— Problem —
Identify each line below that contains the word "name", and copy it out.

— Material for this exercise —
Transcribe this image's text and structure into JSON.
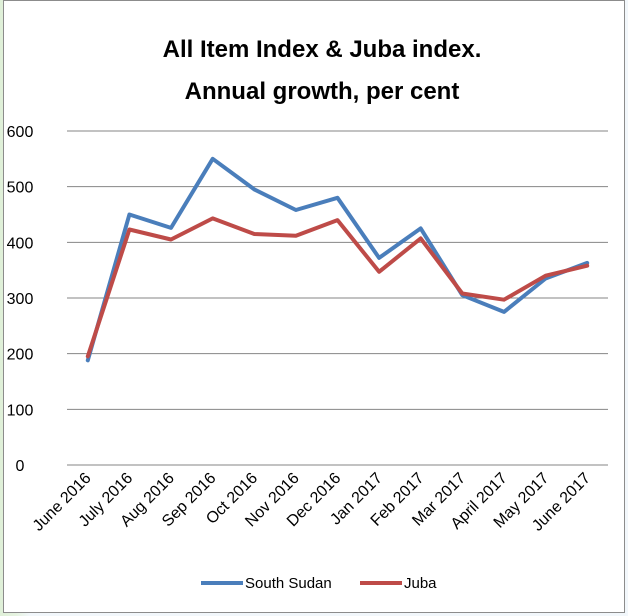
{
  "chart_data": {
    "type": "line",
    "title_lines": [
      "All Item Index & Juba index.",
      "Annual growth, per cent"
    ],
    "categories": [
      "June 2016",
      "July 2016",
      "Aug 2016",
      "Sep 2016",
      "Oct 2016",
      "Nov 2016",
      "Dec 2016",
      "Jan 2017",
      "Feb 2017",
      "Mar 2017",
      "April 2017",
      "May 2017",
      "June 2017"
    ],
    "series": [
      {
        "name": "South Sudan",
        "color": "#4a7ebb",
        "values": [
          188,
          450,
          426,
          550,
          495,
          458,
          480,
          372,
          425,
          305,
          275,
          335,
          363
        ]
      },
      {
        "name": "Juba",
        "color": "#be4b48",
        "values": [
          195,
          423,
          405,
          443,
          415,
          412,
          440,
          347,
          407,
          308,
          297,
          340,
          358
        ]
      }
    ],
    "ylim": [
      0,
      600
    ],
    "yticks": [
      "0",
      "100",
      "200",
      "300",
      "400",
      "500",
      "600"
    ],
    "grid": true,
    "legend_position": "bottom"
  }
}
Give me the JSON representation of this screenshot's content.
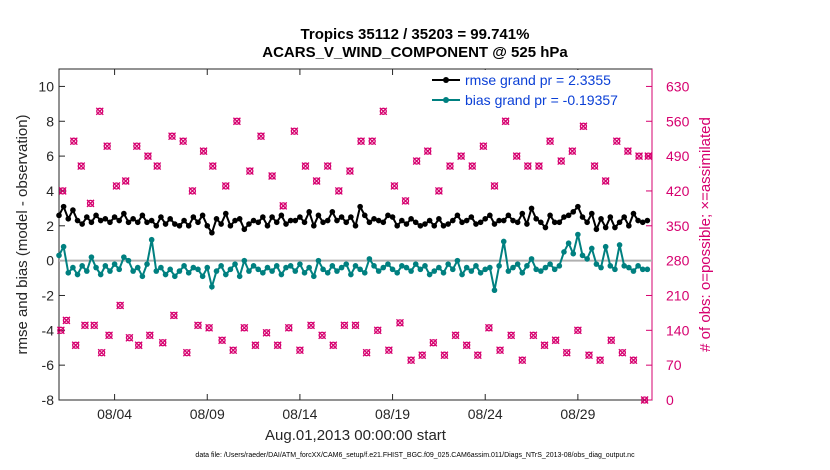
{
  "chart_data": {
    "type": "line",
    "title": "Tropics 35112 / 35203 = 99.741%",
    "subtitle": "ACARS_V_WIND_COMPONENT @ 525 hPa",
    "xlabel": "Aug.01,2013 00:00:00 start",
    "ylabel": "rmse and bias (model - observation)",
    "y2label": "# of obs: o=possible; ×=assimilated",
    "xlim": [
      0,
      32
    ],
    "ylim": [
      -8,
      11
    ],
    "y2lim": [
      0,
      665
    ],
    "x_ticks": [
      3,
      8,
      13,
      18,
      23,
      28
    ],
    "x_tick_labels": [
      "08/04",
      "08/09",
      "08/14",
      "08/19",
      "08/24",
      "08/29"
    ],
    "y_ticks": [
      -8,
      -6,
      -4,
      -2,
      0,
      2,
      4,
      6,
      8,
      10
    ],
    "y_tick_labels": [
      "-8",
      "-6",
      "-4",
      "-2",
      "0",
      "2",
      "4",
      "6",
      "8",
      "10"
    ],
    "y2_ticks": [
      0,
      70,
      140,
      210,
      280,
      350,
      420,
      490,
      560,
      630
    ],
    "y2_tick_labels": [
      "0",
      "70",
      "140",
      "210",
      "280",
      "350",
      "420",
      "490",
      "560",
      "630"
    ],
    "legend": {
      "position": "top-right",
      "entries": [
        "rmse grand pr = 2.3355",
        "bias grand pr = -0.19357"
      ]
    },
    "series": [
      {
        "name": "rmse grand pr = 2.3355",
        "color": "#000000",
        "x": [
          0.0,
          0.25,
          0.5,
          0.75,
          1.0,
          1.25,
          1.5,
          1.75,
          2.0,
          2.25,
          2.5,
          2.75,
          3.0,
          3.25,
          3.5,
          3.75,
          4.0,
          4.25,
          4.5,
          4.75,
          5.0,
          5.25,
          5.5,
          5.75,
          6.0,
          6.25,
          6.5,
          6.75,
          7.0,
          7.25,
          7.5,
          7.75,
          8.0,
          8.25,
          8.5,
          8.75,
          9.0,
          9.25,
          9.5,
          9.75,
          10.0,
          10.25,
          10.5,
          10.75,
          11.0,
          11.25,
          11.5,
          11.75,
          12.0,
          12.25,
          12.5,
          12.75,
          13.0,
          13.25,
          13.5,
          13.75,
          14.0,
          14.25,
          14.5,
          14.75,
          15.0,
          15.25,
          15.5,
          15.75,
          16.0,
          16.25,
          16.5,
          16.75,
          17.0,
          17.25,
          17.5,
          17.75,
          18.0,
          18.25,
          18.5,
          18.75,
          19.0,
          19.25,
          19.5,
          19.75,
          20.0,
          20.25,
          20.5,
          20.75,
          21.0,
          21.25,
          21.5,
          21.75,
          22.0,
          22.25,
          22.5,
          22.75,
          23.0,
          23.25,
          23.5,
          23.75,
          24.0,
          24.25,
          24.5,
          24.75,
          25.0,
          25.25,
          25.5,
          25.75,
          26.0,
          26.25,
          26.5,
          26.75,
          27.0,
          27.25,
          27.5,
          27.75,
          28.0,
          28.25,
          28.5,
          28.75,
          29.0,
          29.25,
          29.5,
          29.75,
          30.0,
          30.25,
          30.5,
          30.75,
          31.0,
          31.25,
          31.5,
          31.75
        ],
        "values": [
          2.6,
          3.1,
          2.4,
          2.9,
          2.3,
          2.1,
          2.5,
          2.2,
          2.6,
          2.3,
          2.4,
          2.2,
          2.5,
          2.3,
          2.7,
          2.2,
          2.4,
          2.2,
          2.6,
          2.2,
          2.3,
          2.0,
          2.5,
          2.1,
          2.4,
          2.1,
          2.0,
          2.3,
          2.0,
          2.5,
          2.2,
          2.6,
          2.0,
          1.6,
          2.4,
          2.1,
          2.7,
          2.0,
          2.3,
          2.4,
          1.8,
          2.1,
          2.3,
          2.2,
          2.5,
          2.0,
          2.5,
          2.2,
          2.6,
          2.1,
          2.3,
          2.3,
          2.5,
          2.2,
          2.8,
          2.0,
          2.6,
          2.2,
          2.3,
          2.8,
          2.3,
          2.5,
          2.2,
          2.5,
          2.0,
          3.1,
          2.6,
          2.2,
          2.4,
          2.3,
          2.2,
          2.6,
          2.5,
          2.0,
          2.3,
          2.1,
          2.4,
          2.2,
          2.0,
          2.1,
          2.3,
          2.0,
          2.4,
          2.0,
          2.1,
          2.3,
          2.6,
          2.2,
          2.3,
          2.5,
          2.1,
          2.2,
          2.4,
          2.6,
          2.1,
          2.3,
          2.3,
          2.6,
          2.3,
          2.2,
          2.7,
          2.1,
          3.0,
          2.4,
          2.2,
          1.9,
          2.6,
          2.2,
          2.2,
          2.5,
          2.6,
          2.8,
          3.1,
          2.5,
          2.2,
          2.7,
          1.8,
          2.4,
          1.9,
          2.5,
          1.9,
          2.2,
          2.5,
          2.0,
          2.7,
          2.3,
          2.2,
          2.3
        ]
      },
      {
        "name": "bias grand pr = -0.19357",
        "color": "#008080",
        "x": [
          0.0,
          0.25,
          0.5,
          0.75,
          1.0,
          1.25,
          1.5,
          1.75,
          2.0,
          2.25,
          2.5,
          2.75,
          3.0,
          3.25,
          3.5,
          3.75,
          4.0,
          4.25,
          4.5,
          4.75,
          5.0,
          5.25,
          5.5,
          5.75,
          6.0,
          6.25,
          6.5,
          6.75,
          7.0,
          7.25,
          7.5,
          7.75,
          8.0,
          8.25,
          8.5,
          8.75,
          9.0,
          9.25,
          9.5,
          9.75,
          10.0,
          10.25,
          10.5,
          10.75,
          11.0,
          11.25,
          11.5,
          11.75,
          12.0,
          12.25,
          12.5,
          12.75,
          13.0,
          13.25,
          13.5,
          13.75,
          14.0,
          14.25,
          14.5,
          14.75,
          15.0,
          15.25,
          15.5,
          15.75,
          16.0,
          16.25,
          16.5,
          16.75,
          17.0,
          17.25,
          17.5,
          17.75,
          18.0,
          18.25,
          18.5,
          18.75,
          19.0,
          19.25,
          19.5,
          19.75,
          20.0,
          20.25,
          20.5,
          20.75,
          21.0,
          21.25,
          21.5,
          21.75,
          22.0,
          22.25,
          22.5,
          22.75,
          23.0,
          23.25,
          23.5,
          23.75,
          24.0,
          24.25,
          24.5,
          24.75,
          25.0,
          25.25,
          25.5,
          25.75,
          26.0,
          26.25,
          26.5,
          26.75,
          27.0,
          27.25,
          27.5,
          27.75,
          28.0,
          28.25,
          28.5,
          28.75,
          29.0,
          29.25,
          29.5,
          29.75,
          30.0,
          30.25,
          30.5,
          30.75,
          31.0,
          31.25,
          31.5,
          31.75
        ],
        "values": [
          0.3,
          0.8,
          -0.7,
          -0.4,
          -0.8,
          -0.3,
          -0.6,
          0.2,
          -0.4,
          -0.8,
          -0.3,
          -0.6,
          -0.2,
          -0.5,
          0.2,
          0.0,
          -0.6,
          -0.4,
          -0.9,
          -0.2,
          1.2,
          -0.6,
          -0.4,
          -0.8,
          -0.5,
          -0.9,
          -0.6,
          -0.3,
          -0.7,
          -0.4,
          -0.5,
          -0.9,
          -0.4,
          -1.5,
          -0.6,
          -0.3,
          -0.8,
          -0.5,
          -0.2,
          -0.9,
          0.0,
          -0.6,
          -0.3,
          -0.5,
          -0.7,
          -0.4,
          -0.6,
          -0.3,
          -0.8,
          -0.4,
          -0.3,
          -0.6,
          -0.2,
          -0.7,
          -0.4,
          -0.9,
          0.0,
          -0.5,
          -0.7,
          -0.3,
          -0.6,
          -0.4,
          -0.2,
          -0.8,
          -0.3,
          -0.5,
          -0.7,
          0.1,
          -0.3,
          -0.6,
          -0.4,
          -0.2,
          -0.5,
          -0.7,
          -0.3,
          -0.4,
          -0.6,
          -0.2,
          -0.5,
          -0.3,
          -0.8,
          -0.6,
          -0.4,
          -0.7,
          -0.2,
          -0.5,
          0.0,
          -0.8,
          -0.4,
          -0.6,
          -0.3,
          -0.7,
          -0.5,
          -0.4,
          -1.7,
          -0.3,
          1.1,
          -0.6,
          -0.4,
          -0.2,
          -0.7,
          -0.3,
          0.1,
          -0.5,
          -0.6,
          -0.4,
          -0.2,
          -0.5,
          -0.3,
          0.5,
          1.0,
          0.4,
          1.5,
          0.3,
          0.1,
          0.7,
          -0.2,
          -0.4,
          0.8,
          -0.3,
          -0.5,
          0.9,
          -0.3,
          -0.4,
          -0.6,
          -0.3,
          -0.5,
          -0.5
        ]
      }
    ],
    "obs_possible": {
      "name": "possible",
      "color": "#d6006f",
      "x": [
        0.2,
        0.8,
        1.2,
        1.7,
        2.2,
        2.6,
        3.1,
        3.6,
        4.2,
        4.8,
        5.3,
        6.1,
        6.7,
        7.2,
        7.8,
        8.3,
        9.0,
        9.6,
        10.3,
        10.9,
        11.5,
        12.1,
        12.7,
        13.3,
        13.9,
        14.5,
        15.1,
        15.7,
        16.3,
        16.9,
        17.5,
        18.1,
        18.7,
        19.3,
        19.9,
        20.5,
        21.1,
        21.7,
        22.3,
        22.9,
        23.5,
        24.1,
        24.7,
        25.3,
        25.9,
        26.5,
        27.1,
        27.7,
        28.3,
        28.9,
        29.5,
        30.1,
        30.7,
        31.3,
        31.8
      ],
      "values": [
        420,
        520,
        470,
        395,
        580,
        510,
        430,
        440,
        510,
        490,
        470,
        530,
        520,
        420,
        500,
        470,
        430,
        560,
        460,
        530,
        450,
        390,
        540,
        470,
        440,
        470,
        420,
        460,
        520,
        520,
        580,
        430,
        400,
        480,
        500,
        420,
        470,
        490,
        470,
        510,
        430,
        560,
        490,
        470,
        470,
        520,
        480,
        500,
        550,
        470,
        440,
        520,
        500,
        490,
        490
      ]
    },
    "obs_assimilated": {
      "name": "assimilated",
      "color": "#d6006f",
      "x": [
        0.1,
        0.4,
        0.9,
        1.4,
        1.9,
        2.3,
        2.7,
        3.3,
        3.8,
        4.3,
        4.9,
        5.6,
        6.2,
        6.9,
        7.5,
        8.1,
        8.8,
        9.4,
        10.0,
        10.6,
        11.2,
        11.8,
        12.4,
        13.0,
        13.6,
        14.2,
        14.8,
        15.4,
        16.0,
        16.6,
        17.2,
        17.8,
        18.4,
        19.0,
        19.6,
        20.2,
        20.8,
        21.4,
        22.0,
        22.6,
        23.2,
        23.8,
        24.4,
        25.0,
        25.6,
        26.2,
        26.8,
        27.4,
        28.0,
        28.6,
        29.2,
        29.8,
        30.4,
        31.0,
        31.6
      ],
      "values": [
        140,
        160,
        110,
        150,
        150,
        95,
        130,
        190,
        125,
        110,
        130,
        115,
        170,
        95,
        150,
        145,
        120,
        100,
        145,
        110,
        135,
        110,
        145,
        100,
        150,
        130,
        110,
        150,
        150,
        95,
        140,
        100,
        155,
        80,
        90,
        115,
        90,
        130,
        110,
        90,
        145,
        100,
        130,
        80,
        130,
        110,
        120,
        95,
        140,
        90,
        80,
        120,
        95,
        80,
        0
      ]
    }
  }
}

— The completed task —
        "name": "South Sudan",
        "name": "Juba",
        "name": "rmse grand pr = 2.3355",
        "name": "bias grand pr = -0.19357",
      "name": "possible",
      "name": "assimilated",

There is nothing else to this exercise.